→ Written instruction: Extract each line holding the word "price" from the entries.
============================================================
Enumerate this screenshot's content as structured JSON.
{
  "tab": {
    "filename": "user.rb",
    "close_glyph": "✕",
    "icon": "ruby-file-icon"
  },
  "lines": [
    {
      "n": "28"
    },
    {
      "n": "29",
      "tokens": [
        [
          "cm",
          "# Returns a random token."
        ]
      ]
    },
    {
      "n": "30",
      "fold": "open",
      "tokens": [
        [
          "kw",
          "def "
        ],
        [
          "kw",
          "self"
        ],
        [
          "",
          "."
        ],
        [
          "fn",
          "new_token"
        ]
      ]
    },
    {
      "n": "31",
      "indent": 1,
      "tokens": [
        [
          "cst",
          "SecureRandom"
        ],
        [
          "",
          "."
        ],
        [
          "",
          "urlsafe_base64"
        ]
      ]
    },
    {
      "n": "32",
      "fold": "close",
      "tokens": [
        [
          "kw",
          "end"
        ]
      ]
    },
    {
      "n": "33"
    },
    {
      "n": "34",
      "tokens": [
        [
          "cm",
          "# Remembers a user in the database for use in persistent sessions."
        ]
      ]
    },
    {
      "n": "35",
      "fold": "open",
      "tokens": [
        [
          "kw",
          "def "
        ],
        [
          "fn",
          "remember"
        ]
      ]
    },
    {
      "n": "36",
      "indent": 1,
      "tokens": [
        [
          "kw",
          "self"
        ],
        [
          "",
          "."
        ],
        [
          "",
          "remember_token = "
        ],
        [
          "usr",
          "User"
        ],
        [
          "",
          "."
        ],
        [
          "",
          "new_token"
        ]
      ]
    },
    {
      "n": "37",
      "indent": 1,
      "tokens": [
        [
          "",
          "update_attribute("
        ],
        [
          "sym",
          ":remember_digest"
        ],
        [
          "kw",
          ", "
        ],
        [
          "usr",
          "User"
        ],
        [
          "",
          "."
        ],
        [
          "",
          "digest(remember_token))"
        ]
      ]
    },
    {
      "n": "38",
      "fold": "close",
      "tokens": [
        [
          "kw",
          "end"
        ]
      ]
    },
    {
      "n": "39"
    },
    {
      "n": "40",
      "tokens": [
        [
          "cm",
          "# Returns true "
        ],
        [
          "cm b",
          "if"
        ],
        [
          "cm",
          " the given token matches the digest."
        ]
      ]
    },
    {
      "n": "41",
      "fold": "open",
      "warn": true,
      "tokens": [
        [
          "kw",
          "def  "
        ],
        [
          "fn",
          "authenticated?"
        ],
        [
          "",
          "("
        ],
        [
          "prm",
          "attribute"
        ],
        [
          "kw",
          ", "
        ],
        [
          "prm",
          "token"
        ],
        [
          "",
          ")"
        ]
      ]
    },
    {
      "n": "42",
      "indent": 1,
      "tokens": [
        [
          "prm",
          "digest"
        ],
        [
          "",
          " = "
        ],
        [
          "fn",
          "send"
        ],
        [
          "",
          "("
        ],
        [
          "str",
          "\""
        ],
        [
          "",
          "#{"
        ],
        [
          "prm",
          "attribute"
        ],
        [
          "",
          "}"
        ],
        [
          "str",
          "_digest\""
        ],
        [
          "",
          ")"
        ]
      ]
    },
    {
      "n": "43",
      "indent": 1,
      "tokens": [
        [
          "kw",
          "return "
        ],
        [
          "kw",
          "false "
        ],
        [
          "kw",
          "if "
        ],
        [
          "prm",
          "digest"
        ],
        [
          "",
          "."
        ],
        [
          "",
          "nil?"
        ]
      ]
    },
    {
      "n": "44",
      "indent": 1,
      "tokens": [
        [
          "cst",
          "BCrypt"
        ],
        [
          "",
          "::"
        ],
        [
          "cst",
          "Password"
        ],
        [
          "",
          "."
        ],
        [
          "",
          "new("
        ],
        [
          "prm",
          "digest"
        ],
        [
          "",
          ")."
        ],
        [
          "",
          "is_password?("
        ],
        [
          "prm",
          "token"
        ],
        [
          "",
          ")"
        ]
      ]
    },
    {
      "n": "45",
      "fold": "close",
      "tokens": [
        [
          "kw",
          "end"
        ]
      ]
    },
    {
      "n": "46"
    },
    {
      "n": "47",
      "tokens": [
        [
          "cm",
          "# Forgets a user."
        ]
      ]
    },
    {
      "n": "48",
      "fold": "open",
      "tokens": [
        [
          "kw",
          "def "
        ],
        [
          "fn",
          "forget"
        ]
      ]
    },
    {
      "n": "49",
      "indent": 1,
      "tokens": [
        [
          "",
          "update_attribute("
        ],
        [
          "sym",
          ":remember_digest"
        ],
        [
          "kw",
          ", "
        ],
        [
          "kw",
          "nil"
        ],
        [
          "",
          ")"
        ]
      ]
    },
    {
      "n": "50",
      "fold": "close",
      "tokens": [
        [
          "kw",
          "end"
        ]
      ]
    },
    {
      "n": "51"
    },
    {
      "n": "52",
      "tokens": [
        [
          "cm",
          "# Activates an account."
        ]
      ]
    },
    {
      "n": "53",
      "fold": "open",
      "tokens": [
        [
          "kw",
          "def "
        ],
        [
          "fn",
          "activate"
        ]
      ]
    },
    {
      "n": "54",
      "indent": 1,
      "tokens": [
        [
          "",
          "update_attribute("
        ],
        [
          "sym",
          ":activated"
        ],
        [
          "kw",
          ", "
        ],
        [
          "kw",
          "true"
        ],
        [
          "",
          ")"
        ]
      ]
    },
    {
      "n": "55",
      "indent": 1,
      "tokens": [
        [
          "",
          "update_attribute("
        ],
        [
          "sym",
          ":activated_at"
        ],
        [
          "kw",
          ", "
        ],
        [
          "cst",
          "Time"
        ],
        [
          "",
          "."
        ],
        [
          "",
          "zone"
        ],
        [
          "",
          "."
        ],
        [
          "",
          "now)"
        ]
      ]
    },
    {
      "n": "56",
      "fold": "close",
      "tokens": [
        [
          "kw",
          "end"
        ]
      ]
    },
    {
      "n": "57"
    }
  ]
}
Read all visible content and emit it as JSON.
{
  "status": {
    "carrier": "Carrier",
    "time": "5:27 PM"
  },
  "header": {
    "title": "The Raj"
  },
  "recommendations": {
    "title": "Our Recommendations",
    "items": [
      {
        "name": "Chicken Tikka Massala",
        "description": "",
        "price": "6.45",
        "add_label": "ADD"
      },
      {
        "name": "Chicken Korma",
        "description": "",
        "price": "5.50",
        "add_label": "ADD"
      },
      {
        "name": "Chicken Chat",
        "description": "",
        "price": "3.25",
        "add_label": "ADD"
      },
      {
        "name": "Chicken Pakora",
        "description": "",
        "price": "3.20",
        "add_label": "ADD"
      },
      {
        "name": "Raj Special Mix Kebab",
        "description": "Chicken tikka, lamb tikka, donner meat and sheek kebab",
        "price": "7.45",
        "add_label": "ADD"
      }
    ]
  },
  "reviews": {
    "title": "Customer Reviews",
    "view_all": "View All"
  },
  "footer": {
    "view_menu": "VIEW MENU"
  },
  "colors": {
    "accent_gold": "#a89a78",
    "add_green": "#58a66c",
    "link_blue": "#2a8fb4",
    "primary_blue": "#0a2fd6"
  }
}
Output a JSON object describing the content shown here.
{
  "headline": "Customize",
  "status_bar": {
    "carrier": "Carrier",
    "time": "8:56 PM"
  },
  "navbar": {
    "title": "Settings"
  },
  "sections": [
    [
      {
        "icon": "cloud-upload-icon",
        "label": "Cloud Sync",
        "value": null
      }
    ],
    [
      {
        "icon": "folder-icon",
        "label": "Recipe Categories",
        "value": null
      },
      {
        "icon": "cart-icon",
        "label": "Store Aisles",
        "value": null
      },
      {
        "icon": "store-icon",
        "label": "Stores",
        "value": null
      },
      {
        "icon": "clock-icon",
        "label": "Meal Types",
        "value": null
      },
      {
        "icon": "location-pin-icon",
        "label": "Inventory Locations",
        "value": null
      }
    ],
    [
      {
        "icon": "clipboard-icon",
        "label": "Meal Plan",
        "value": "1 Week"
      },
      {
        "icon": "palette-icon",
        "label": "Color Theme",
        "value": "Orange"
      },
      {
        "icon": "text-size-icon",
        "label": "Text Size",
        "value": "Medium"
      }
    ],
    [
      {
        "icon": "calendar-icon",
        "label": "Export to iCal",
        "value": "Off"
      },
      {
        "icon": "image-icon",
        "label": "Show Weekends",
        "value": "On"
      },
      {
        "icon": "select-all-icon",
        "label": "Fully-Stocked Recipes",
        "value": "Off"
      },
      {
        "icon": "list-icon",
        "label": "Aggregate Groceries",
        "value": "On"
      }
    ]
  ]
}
============================================================
→ Worked answer:
        "price": "6.45",
        "price": "5.50",
        "price": "3.25",
        "price": "3.20",
        "price": "7.45",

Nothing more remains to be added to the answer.